— Objective —
Every line holding the string "Melampsora" should be gathered.

— start Data shown —

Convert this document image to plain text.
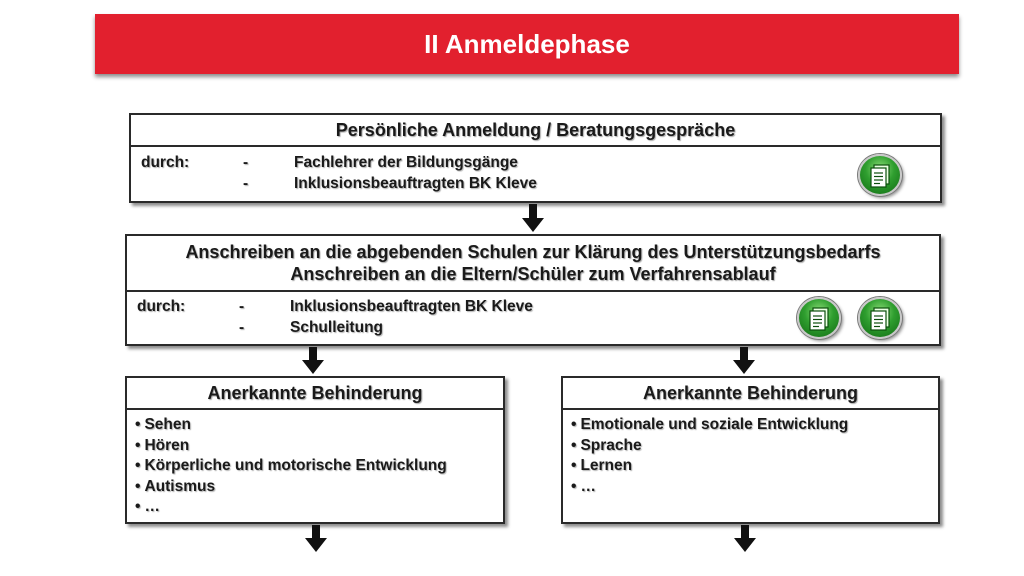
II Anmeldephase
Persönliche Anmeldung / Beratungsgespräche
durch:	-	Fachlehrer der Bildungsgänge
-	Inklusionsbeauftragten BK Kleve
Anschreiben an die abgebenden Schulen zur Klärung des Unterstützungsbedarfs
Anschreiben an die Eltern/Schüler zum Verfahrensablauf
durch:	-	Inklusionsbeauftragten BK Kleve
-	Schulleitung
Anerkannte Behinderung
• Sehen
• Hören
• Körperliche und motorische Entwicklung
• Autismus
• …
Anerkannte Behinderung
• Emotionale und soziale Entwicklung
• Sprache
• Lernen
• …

— end Data shown —
— start Data shown —

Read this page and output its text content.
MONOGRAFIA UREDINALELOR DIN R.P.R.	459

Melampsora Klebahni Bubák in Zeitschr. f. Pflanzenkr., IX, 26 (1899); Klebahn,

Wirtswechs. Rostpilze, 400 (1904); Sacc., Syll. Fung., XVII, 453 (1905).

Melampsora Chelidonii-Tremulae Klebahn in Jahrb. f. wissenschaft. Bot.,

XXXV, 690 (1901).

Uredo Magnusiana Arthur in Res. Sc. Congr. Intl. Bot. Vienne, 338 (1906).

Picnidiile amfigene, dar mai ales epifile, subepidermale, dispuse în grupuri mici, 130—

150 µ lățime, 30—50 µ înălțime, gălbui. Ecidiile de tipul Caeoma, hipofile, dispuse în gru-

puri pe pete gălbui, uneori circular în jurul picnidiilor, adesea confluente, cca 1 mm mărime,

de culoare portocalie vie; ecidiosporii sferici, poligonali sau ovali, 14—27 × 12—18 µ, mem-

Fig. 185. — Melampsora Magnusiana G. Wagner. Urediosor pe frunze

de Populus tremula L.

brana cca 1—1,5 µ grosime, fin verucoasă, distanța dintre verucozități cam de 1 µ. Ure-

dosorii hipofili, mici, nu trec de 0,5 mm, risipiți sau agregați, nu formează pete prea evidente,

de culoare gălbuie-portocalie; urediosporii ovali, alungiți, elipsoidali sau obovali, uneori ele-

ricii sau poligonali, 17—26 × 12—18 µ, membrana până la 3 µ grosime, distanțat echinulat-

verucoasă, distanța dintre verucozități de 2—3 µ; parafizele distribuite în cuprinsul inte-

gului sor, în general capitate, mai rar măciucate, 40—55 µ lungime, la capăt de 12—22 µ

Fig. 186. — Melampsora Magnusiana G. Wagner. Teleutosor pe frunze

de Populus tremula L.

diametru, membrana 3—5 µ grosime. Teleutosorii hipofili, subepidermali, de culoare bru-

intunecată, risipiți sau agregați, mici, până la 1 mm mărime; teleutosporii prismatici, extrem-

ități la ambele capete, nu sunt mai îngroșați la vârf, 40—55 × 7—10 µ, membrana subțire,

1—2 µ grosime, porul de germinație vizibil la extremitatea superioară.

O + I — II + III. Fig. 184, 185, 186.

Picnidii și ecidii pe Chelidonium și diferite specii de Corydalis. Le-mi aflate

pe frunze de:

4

— end Data shown —
— start Data shown —

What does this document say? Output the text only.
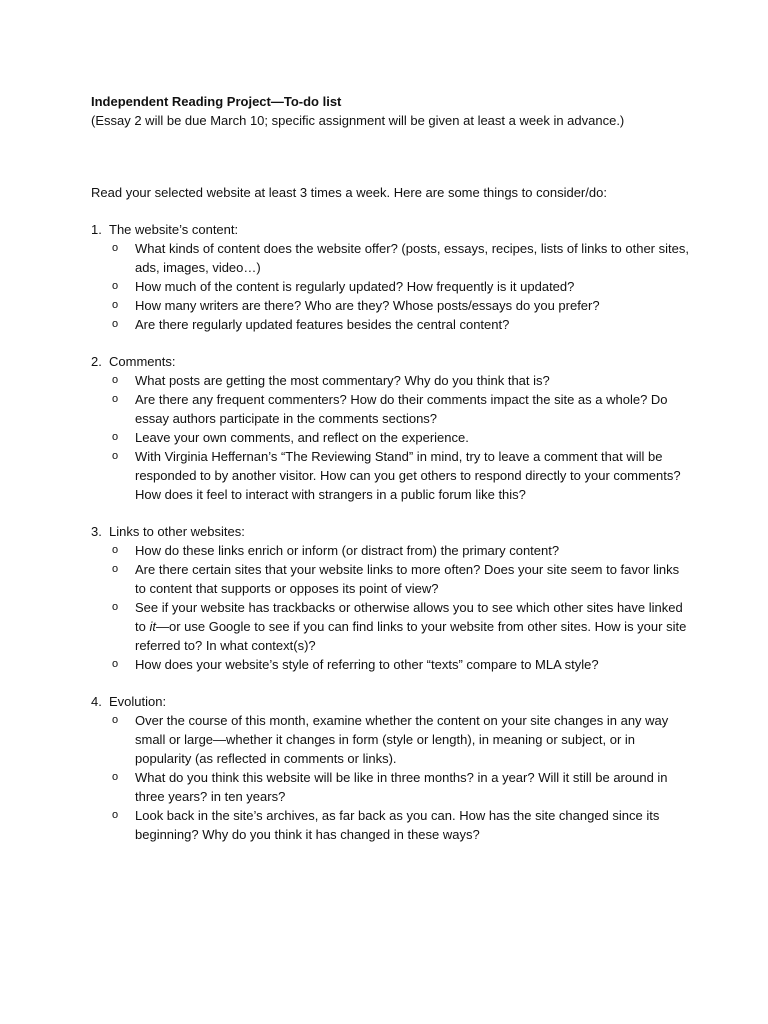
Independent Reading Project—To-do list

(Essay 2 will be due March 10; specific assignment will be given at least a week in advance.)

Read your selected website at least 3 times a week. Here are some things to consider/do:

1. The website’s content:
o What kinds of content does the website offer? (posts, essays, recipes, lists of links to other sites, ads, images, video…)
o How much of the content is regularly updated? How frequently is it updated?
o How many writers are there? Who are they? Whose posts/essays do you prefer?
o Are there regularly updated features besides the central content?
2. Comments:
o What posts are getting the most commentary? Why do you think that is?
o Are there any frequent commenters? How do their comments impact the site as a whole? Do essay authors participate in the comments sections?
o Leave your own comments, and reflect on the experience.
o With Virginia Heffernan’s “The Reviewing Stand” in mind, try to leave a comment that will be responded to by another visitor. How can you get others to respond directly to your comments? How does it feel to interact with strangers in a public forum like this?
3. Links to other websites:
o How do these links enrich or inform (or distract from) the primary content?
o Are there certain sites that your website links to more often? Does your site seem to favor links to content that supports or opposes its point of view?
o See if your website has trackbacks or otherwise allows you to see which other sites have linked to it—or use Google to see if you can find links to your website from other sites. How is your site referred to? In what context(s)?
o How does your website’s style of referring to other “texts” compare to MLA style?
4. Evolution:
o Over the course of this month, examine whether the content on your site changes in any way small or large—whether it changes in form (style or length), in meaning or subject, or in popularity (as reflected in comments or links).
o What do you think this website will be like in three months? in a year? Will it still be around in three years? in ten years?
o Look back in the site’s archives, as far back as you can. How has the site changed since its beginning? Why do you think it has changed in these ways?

— end Data shown —

— The reply —
Melampsora Klebahni Bubák in Zeitschr. f. Pflanzenkr., IX, 26 (1899); Klebahn,
Melampsora Chelidonii-Tremulae Klebahn in Jahrb. f. wissenschaft. Bot.,
Fig. 185. — Melampsora Magnusiana G. Wagner. Urediosor pe frunze
Fig. 186. — Melampsora Magnusiana G. Wagner. Teleutosor pe frunze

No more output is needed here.